"Este disco foi quase como um mecanismo de defesa ou de sobrevivência por causa da pandemia. Foi um plano que não estava nos meus planos. Quando aparece a pandemia e os concertos foram cancelados e percebi que isto ia mesmo parar, decidi pegar na viola [campaniça], porque tem sido o meu medicamento, e começar a fazer qualquer coisa", afirmou João Morais em entrevista à agência Lusa.
Sem perspetiva de rendimentos, com mais de duas dezenas de concertos cancelados em 2020, o músico conseguiu beneficiar de um dos primeiros apoios, lançados há um ano pelo Ministério da Cultura: a linha de emergência de apoio à criação, por via do Fundo de Fomento Cultural.
João Morais diz que conseguiu um apoio de cerca de 2.200 euros, sem descontos e a repartir por quatro meses, que ajudou a "salvaguardar as despesas mais elementares" e a trabalhar no processo criativo do novo álbum, feito pela primeira vez em trio, com o contrabaixista Carlos Barretto e o percussionista Jorge Salgueiro.
"Consegui uma verba que me deu pelo menos uma segurança: Eu podia trabalhar com estes músicos e ter como lhes pagar, e não ter que fazer isto a meter-me em maus lençóis. [...] Foi uma grande ajuda para mim", disse.
O guitarrista não tinha intenções de lançar já um novo álbum, porque contava promover e divulgar ao vivo a tetralogia temática do EP "As 4 estações", que tinha completado em finais de 2019.
A pandemia trocou-lhe as voltas, obrigando-se a antecipar a composição de novas músicas, cujas melodias de base estavam adormecidas num gravador.
"A viola é a tal medicação sempre certa, de há trinta anos para cá tem-me salvo de tantas situações, esta foi só mais uma", explicou.
"Subterrâneos", terceiro objeto discográfico de O Gajo, depois de "Longe do chão" (2017) e da tetralogia de EP, é um álbum introspetivo: "Este disco é o que encontrei dentro de mim, coisas que não sabia até que tinha, porque saíram músicas que me surpreenderam".

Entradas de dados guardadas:
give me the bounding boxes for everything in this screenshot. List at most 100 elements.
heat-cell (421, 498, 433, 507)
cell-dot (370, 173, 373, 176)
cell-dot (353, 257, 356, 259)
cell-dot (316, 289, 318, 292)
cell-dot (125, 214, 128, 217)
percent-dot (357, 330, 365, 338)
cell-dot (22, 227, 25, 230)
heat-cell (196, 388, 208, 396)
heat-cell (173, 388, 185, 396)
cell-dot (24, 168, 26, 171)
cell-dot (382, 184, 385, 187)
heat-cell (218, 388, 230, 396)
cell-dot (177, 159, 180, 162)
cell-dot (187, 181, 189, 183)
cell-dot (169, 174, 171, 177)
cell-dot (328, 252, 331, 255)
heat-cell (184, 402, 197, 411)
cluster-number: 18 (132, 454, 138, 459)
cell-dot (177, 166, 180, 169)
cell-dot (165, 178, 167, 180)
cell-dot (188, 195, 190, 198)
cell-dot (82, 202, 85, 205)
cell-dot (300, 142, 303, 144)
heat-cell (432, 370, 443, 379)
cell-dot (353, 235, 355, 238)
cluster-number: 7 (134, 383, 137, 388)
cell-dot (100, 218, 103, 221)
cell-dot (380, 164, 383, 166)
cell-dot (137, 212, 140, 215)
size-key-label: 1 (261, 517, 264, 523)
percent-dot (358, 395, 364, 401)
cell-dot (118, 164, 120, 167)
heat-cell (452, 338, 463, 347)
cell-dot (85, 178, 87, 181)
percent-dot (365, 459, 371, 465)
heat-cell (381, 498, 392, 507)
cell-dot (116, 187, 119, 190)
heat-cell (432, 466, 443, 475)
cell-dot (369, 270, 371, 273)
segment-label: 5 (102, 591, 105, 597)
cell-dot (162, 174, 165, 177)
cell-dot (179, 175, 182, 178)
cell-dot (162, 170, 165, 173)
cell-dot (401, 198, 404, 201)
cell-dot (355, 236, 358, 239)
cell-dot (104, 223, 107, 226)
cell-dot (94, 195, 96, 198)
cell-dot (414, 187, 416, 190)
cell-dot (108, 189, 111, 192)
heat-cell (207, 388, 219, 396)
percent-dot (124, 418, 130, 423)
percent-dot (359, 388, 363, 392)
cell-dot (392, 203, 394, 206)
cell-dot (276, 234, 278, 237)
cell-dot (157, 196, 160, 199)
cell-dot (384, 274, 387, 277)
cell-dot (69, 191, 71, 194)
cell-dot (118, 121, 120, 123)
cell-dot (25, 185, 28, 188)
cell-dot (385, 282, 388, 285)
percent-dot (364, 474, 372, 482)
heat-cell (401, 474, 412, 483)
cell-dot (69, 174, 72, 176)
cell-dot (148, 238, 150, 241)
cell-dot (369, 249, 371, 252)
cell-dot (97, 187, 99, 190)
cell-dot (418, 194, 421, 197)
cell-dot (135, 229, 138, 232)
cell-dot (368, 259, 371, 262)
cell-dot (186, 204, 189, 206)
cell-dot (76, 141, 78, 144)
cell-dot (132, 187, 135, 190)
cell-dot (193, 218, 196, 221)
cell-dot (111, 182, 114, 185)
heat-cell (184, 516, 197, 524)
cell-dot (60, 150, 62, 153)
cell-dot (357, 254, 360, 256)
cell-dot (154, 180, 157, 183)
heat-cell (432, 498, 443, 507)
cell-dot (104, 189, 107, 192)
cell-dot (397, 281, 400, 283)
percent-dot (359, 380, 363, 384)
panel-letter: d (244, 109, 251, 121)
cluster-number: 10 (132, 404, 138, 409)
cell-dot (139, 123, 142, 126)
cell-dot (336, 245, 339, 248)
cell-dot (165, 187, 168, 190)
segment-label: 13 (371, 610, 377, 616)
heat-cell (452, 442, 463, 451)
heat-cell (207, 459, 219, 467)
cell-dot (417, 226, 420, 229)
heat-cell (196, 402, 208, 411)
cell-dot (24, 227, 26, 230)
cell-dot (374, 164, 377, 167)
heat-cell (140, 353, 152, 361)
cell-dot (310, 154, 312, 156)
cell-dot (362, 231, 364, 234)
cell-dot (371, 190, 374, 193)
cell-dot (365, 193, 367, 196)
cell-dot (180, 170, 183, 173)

▶ _TAREFAS_:
1. Segundo o excerto, de quanto foi, aproximadamente, o apoio que João Morais conseguiu?
2. Enumere todos os títulos de discos de O Gajo mencionados no excerto.
3. Continue, por favor, o excerto sobre o álbum "Subterrâneos", começando logo após a última frase apresentada.

▶ _AS SUAS RESPOSTAS_:
1. Cerca de 2.200 euros.

2.
- "Subterrâneos"
- "Longe do chão"
- "As 4 estações"

3.
O Gajo explica melhor: "Esta pandemia privou-nos do contacto com os outros e obrigou-nos a um contacto com o nosso eu interior, com o que somos; e se calhar nós não estamos acostumados a lidar com isso, porque estamos constantemente em modo de contacto com as outras pessoas".
João Morais, que se descreve como guitarrista "autodidata e simples", ‘designer’, tatuador, tem 47 anos, é músico desde finais dos anos 1980 e criou o ‘alter ego’ O Gajo em 2016, precisamente para explorar os caminhos criativos da viola campaniça.
Apesar da precariedade do trabalho, o guitarrista diz-se otimista e a planear voltar este ano aos concertos.
"A minha visão é tentar não ir ao fundo, manter-me à tona como quem estivesse náufrago no mar, mas tentar ir respirando e estou convicto que cheguemos ao verão com algum trabalho", disse.
Além do apoio da linha de emergência, "Subterrâneos" teve ainda um apoio da Sociedade Portuguesa de Autores para a gravação.
João Morais fará no dia 15 um concerto de lançamento de "Subterrâneos", apenas 'online', com Carlos Barretto e Jorge Salgueiro, a partir do Convento das Flamengas, em Lisboa.